:: RECORD EXCERPTS ::

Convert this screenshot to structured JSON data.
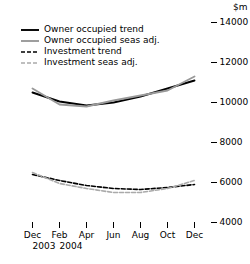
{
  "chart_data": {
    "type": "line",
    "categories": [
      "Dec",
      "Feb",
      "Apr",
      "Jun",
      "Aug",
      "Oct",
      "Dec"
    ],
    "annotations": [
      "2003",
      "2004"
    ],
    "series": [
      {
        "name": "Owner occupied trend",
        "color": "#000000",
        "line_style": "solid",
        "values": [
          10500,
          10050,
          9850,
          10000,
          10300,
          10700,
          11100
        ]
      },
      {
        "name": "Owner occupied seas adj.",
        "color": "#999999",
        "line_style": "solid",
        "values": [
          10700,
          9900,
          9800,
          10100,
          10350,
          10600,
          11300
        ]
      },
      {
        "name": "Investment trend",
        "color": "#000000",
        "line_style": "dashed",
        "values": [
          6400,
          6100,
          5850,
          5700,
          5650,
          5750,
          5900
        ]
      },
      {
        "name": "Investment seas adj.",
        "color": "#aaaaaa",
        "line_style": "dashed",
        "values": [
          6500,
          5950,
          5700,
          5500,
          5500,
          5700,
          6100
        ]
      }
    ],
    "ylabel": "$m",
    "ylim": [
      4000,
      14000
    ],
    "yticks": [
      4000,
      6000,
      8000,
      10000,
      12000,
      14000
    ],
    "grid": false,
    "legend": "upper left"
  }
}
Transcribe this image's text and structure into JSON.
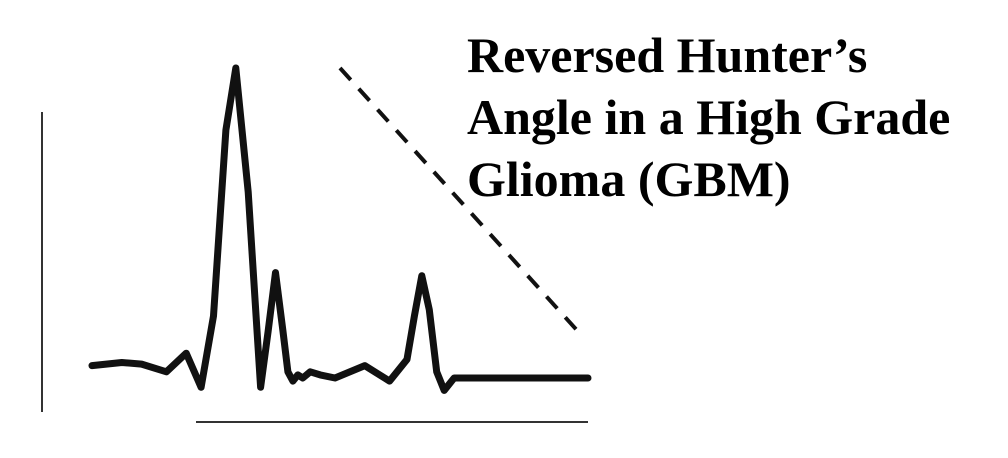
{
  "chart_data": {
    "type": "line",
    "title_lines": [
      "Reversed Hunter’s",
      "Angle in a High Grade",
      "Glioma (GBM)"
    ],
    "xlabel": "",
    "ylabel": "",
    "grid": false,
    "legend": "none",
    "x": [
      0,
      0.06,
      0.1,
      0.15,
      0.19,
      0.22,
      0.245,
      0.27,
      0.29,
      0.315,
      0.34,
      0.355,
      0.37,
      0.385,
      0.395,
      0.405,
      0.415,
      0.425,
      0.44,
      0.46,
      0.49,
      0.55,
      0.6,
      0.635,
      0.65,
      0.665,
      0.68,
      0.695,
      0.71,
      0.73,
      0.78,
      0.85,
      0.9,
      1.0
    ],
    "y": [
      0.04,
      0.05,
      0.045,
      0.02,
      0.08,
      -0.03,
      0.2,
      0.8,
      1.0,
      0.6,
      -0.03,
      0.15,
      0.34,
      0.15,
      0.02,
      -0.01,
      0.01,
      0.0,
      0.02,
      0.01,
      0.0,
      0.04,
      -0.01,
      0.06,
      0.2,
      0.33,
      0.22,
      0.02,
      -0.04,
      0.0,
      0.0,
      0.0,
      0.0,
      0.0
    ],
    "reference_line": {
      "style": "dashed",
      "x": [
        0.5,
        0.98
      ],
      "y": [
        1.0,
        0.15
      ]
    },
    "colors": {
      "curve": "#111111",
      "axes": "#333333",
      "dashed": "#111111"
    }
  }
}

:::

Using the data above, print every line exactly, omitting pictures.

SOLUTION TO THE PROBLEM:
Convert this screenshot to structured JSON data.
{
  "chart_data": {
    "type": "line",
    "categories": [
      "Dec",
      "Feb",
      "Apr",
      "Jun",
      "Aug",
      "Oct",
      "Dec"
    ],
    "annotations": [
      "2003",
      "2004"
    ],
    "series": [
      {
        "name": "Owner occupied trend",
        "color": "#000000",
        "line_style": "solid",
        "values": [
          10500,
          10050,
          9850,
          10000,
          10300,
          10700,
          11100
        ]
      },
      {
        "name": "Owner occupied seas adj.",
        "color": "#999999",
        "line_style": "solid",
        "values": [
          10700,
          9900,
          9800,
          10100,
          10350,
          10600,
          11300
        ]
      },
      {
        "name": "Investment trend",
        "color": "#000000",
        "line_style": "dashed",
        "values": [
          6400,
          6100,
          5850,
          5700,
          5650,
          5750,
          5900
        ]
      },
      {
        "name": "Investment seas adj.",
        "color": "#aaaaaa",
        "line_style": "dashed",
        "values": [
          6500,
          5950,
          5700,
          5500,
          5500,
          5700,
          6100
        ]
      }
    ],
    "ylabel": "$m",
    "ylim": [
      4000,
      14000
    ],
    "yticks": [
      4000,
      6000,
      8000,
      10000,
      12000,
      14000
    ],
    "grid": false,
    "legend": "upper left"
  }
}
Transcribe this image's text and structure into JSON.
{
  "chart_data": {
    "type": "line",
    "title_lines": [
      "Reversed Hunter’s",
      "Angle in a High Grade",
      "Glioma (GBM)"
    ],
    "xlabel": "",
    "ylabel": "",
    "grid": false,
    "legend": "none",
    "x": [
      0,
      0.06,
      0.1,
      0.15,
      0.19,
      0.22,
      0.245,
      0.27,
      0.29,
      0.315,
      0.34,
      0.355,
      0.37,
      0.385,
      0.395,
      0.405,
      0.415,
      0.425,
      0.44,
      0.46,
      0.49,
      0.55,
      0.6,
      0.635,
      0.65,
      0.665,
      0.68,
      0.695,
      0.71,
      0.73,
      0.78,
      0.85,
      0.9,
      1.0
    ],
    "y": [
      0.04,
      0.05,
      0.045,
      0.02,
      0.08,
      -0.03,
      0.2,
      0.8,
      1.0,
      0.6,
      -0.03,
      0.15,
      0.34,
      0.15,
      0.02,
      -0.01,
      0.01,
      0.0,
      0.02,
      0.01,
      0.0,
      0.04,
      -0.01,
      0.06,
      0.2,
      0.33,
      0.22,
      0.02,
      -0.04,
      0.0,
      0.0,
      0.0,
      0.0,
      0.0
    ],
    "reference_line": {
      "style": "dashed",
      "x": [
        0.5,
        0.98
      ],
      "y": [
        1.0,
        0.15
      ]
    },
    "colors": {
      "curve": "#111111",
      "axes": "#333333",
      "dashed": "#111111"
    }
  }
}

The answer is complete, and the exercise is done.